*INSTRUCTION*
Extract every line from the records below that contains the word "Josh".

(Stored data)
┏━━

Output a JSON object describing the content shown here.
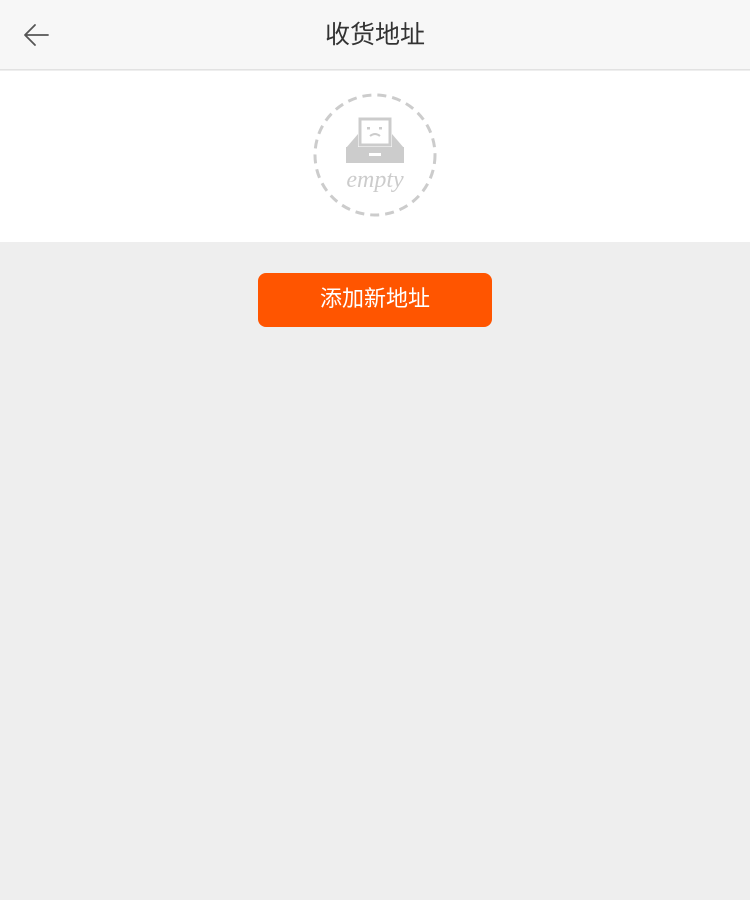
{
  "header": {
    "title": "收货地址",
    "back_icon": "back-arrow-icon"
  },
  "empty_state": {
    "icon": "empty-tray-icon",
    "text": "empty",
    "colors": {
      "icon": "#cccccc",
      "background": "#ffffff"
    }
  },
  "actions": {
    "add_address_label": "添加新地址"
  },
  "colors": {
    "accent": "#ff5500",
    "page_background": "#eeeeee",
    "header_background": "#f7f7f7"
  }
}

┗━━
┏━━

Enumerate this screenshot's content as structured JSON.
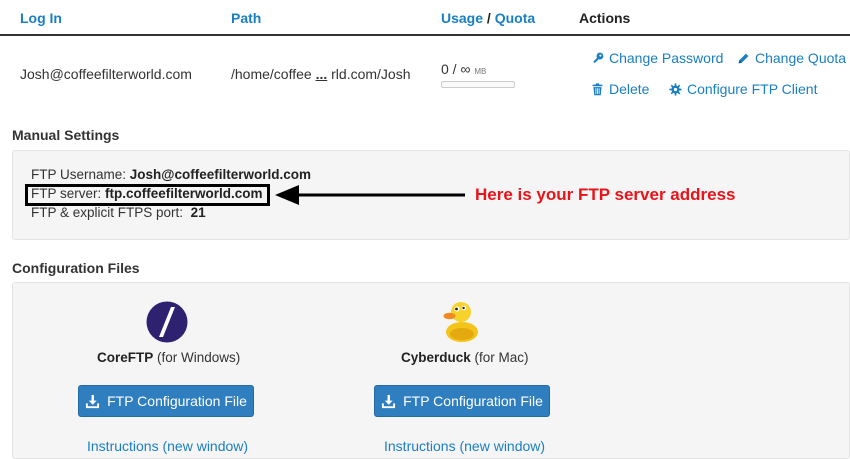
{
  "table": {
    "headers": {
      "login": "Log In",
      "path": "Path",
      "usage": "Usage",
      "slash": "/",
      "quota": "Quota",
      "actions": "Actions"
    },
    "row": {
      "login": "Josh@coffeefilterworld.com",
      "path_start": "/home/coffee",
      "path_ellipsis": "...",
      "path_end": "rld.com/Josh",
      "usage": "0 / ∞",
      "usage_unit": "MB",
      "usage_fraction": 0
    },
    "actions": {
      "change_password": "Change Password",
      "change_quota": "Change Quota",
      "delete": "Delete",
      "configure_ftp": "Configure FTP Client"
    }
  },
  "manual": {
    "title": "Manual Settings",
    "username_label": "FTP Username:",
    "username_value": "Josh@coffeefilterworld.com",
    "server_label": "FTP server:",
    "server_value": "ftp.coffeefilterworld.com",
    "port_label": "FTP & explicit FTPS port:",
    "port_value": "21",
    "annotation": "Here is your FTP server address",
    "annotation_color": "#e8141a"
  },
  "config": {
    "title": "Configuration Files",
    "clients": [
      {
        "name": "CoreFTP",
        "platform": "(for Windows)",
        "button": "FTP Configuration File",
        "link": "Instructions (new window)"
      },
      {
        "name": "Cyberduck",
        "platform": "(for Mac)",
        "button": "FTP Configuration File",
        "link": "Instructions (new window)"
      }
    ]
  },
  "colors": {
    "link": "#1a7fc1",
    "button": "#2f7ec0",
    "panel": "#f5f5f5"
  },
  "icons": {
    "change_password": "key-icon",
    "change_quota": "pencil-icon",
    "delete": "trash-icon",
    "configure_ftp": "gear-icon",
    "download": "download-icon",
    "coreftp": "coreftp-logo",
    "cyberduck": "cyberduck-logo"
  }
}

┗━━
┏━━

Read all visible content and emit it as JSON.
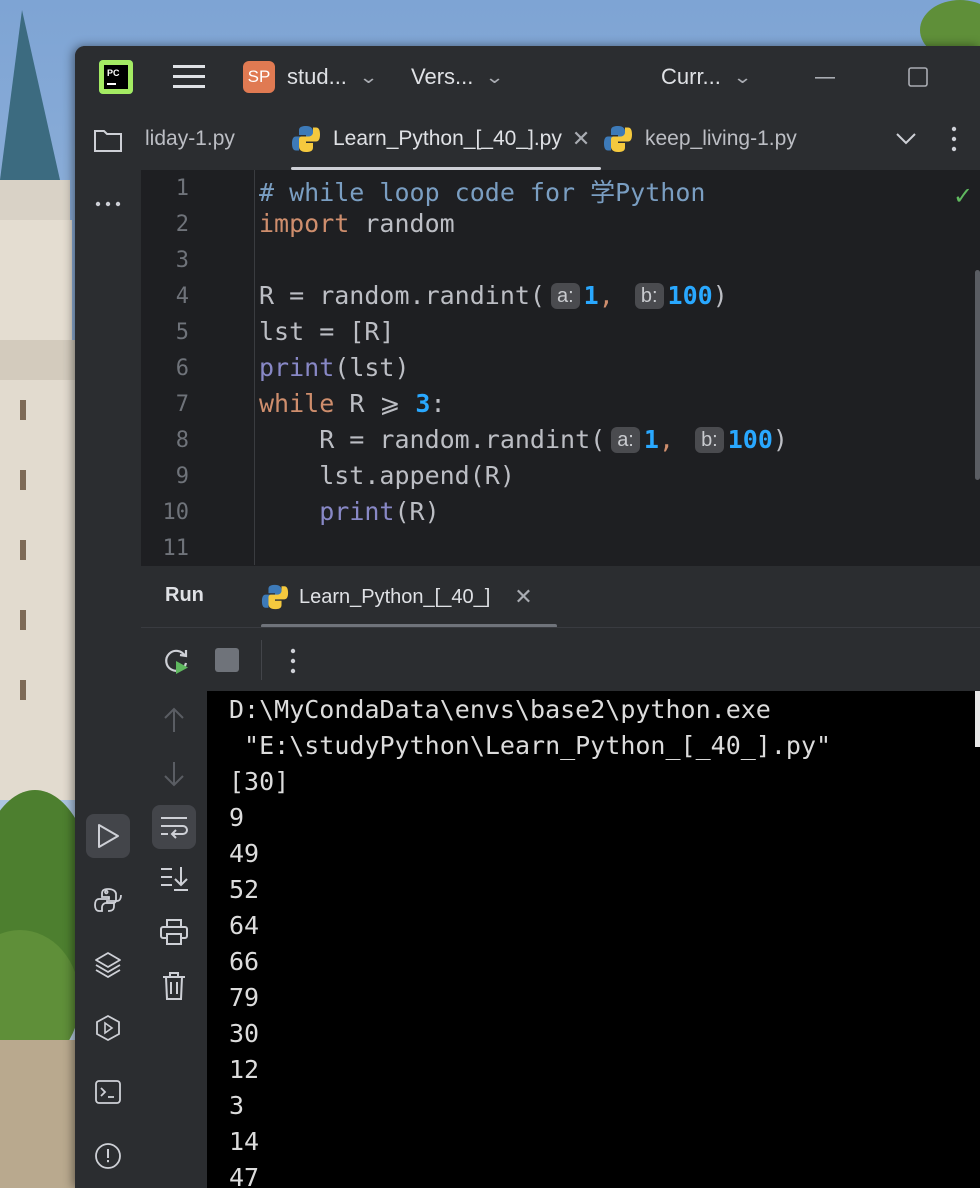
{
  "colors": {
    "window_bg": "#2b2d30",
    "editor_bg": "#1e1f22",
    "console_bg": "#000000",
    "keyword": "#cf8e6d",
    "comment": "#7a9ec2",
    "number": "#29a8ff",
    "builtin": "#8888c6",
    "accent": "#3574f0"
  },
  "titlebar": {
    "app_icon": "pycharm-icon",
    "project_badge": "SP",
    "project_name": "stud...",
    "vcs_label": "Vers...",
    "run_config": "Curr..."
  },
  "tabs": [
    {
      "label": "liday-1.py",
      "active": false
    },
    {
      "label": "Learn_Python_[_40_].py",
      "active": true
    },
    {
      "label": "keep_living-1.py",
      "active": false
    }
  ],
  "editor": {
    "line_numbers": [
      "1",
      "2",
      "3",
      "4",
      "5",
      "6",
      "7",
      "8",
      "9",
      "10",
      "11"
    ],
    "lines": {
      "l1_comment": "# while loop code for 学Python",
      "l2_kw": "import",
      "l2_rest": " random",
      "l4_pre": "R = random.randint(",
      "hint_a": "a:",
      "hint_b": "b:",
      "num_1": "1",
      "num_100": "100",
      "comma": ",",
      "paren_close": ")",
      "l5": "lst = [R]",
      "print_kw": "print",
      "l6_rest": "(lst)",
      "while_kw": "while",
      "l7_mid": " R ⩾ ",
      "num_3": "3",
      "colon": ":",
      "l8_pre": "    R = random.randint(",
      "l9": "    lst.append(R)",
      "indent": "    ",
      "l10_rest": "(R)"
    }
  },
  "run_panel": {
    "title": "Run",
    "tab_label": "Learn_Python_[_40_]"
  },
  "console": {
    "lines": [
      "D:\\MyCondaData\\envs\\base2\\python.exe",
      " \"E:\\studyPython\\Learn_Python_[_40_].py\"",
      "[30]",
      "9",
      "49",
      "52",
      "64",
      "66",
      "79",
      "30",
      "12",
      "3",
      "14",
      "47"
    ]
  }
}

┗━━

*RESULT OF THE EXERCISE*
      "login": "Josh@coffeefilterworld.com",
      "path_end": "rld.com/Josh",
    "username_value": "Josh@coffeefilterworld.com",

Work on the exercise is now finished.